Work to do. How many of the lines below contain "Pore"? Answer with that number alone.

Dataset excerpt:
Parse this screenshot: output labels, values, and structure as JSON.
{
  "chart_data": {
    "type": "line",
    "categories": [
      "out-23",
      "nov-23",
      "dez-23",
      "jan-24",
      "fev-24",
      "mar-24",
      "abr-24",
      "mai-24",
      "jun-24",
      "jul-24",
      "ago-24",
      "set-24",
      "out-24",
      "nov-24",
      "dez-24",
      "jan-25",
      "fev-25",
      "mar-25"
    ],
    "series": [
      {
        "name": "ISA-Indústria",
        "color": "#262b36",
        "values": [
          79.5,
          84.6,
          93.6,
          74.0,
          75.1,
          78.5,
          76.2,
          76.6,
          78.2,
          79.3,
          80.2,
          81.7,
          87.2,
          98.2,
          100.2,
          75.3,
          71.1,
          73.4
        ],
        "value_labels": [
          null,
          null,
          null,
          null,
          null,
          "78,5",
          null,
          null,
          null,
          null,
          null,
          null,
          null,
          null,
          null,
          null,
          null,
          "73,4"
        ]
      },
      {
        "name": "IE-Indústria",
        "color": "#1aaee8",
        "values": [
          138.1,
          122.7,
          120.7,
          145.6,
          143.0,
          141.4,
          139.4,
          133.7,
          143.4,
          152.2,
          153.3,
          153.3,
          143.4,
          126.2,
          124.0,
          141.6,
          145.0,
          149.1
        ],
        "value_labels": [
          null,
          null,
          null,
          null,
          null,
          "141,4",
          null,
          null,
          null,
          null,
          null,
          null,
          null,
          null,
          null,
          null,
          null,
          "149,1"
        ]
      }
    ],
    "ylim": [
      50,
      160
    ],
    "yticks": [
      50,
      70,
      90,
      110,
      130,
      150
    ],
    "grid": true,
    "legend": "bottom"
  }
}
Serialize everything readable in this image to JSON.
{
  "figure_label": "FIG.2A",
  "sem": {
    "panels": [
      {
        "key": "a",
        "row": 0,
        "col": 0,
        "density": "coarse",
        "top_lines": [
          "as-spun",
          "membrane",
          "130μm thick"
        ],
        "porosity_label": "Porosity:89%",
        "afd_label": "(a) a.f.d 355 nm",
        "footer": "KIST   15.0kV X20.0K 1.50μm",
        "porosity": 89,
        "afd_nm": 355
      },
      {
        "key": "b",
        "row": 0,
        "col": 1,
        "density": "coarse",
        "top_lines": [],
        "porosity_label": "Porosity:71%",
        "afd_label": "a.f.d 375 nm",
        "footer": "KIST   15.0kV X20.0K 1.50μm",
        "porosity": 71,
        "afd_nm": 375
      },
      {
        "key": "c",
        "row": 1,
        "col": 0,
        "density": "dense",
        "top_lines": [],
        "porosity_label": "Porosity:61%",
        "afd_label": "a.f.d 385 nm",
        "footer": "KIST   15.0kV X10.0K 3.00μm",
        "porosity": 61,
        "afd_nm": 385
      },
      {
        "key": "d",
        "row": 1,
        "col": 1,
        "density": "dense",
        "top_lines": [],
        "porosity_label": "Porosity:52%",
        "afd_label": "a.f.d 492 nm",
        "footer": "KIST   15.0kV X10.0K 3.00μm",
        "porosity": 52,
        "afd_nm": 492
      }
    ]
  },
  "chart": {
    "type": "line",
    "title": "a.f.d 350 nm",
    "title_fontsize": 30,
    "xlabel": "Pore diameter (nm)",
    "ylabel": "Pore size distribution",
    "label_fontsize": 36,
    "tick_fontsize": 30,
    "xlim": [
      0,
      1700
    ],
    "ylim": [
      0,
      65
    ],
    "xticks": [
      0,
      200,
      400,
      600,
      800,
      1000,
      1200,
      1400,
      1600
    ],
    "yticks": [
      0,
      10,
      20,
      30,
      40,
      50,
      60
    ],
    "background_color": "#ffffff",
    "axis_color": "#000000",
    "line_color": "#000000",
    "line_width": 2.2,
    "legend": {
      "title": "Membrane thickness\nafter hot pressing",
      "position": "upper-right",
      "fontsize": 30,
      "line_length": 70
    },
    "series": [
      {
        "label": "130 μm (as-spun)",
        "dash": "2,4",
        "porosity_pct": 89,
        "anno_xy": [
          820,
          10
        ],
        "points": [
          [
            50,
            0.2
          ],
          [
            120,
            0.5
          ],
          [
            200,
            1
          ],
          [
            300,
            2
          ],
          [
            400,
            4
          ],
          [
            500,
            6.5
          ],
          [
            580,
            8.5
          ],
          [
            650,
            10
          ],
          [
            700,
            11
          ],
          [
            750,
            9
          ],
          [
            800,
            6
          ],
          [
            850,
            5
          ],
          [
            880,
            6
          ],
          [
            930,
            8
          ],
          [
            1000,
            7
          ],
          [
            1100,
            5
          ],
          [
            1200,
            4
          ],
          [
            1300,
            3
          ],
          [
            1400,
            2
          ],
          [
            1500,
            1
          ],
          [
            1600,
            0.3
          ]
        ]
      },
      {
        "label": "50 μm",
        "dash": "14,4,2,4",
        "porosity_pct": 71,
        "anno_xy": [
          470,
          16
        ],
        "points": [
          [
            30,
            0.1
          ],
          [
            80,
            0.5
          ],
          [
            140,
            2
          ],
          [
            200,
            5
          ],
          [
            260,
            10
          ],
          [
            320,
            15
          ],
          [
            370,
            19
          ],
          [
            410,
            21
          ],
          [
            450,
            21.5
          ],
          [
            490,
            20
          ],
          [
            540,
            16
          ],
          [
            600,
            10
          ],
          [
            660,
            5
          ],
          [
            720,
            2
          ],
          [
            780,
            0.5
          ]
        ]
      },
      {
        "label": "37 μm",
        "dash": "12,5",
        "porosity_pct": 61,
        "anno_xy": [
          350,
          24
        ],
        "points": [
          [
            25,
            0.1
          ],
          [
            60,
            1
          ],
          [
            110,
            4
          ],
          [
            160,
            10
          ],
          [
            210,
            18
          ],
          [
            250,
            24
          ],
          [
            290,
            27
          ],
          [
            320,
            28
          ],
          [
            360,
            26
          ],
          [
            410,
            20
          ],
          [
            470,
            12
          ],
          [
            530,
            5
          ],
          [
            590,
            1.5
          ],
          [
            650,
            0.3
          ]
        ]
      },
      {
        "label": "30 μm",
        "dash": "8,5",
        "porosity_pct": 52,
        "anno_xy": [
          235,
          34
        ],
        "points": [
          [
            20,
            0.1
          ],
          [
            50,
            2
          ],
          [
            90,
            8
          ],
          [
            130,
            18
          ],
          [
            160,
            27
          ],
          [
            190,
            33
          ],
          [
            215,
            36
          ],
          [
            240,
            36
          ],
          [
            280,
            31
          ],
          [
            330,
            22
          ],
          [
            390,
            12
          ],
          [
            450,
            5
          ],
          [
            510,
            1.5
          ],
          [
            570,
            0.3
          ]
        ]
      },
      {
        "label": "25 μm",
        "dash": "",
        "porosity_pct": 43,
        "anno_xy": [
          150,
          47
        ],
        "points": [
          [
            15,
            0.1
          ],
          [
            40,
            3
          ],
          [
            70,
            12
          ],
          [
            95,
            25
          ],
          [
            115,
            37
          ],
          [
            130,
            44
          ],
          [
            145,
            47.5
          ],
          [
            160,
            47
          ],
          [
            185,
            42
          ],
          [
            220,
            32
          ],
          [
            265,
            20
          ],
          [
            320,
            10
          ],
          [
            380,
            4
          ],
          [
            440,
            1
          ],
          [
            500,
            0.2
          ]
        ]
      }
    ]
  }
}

Result for this task. 2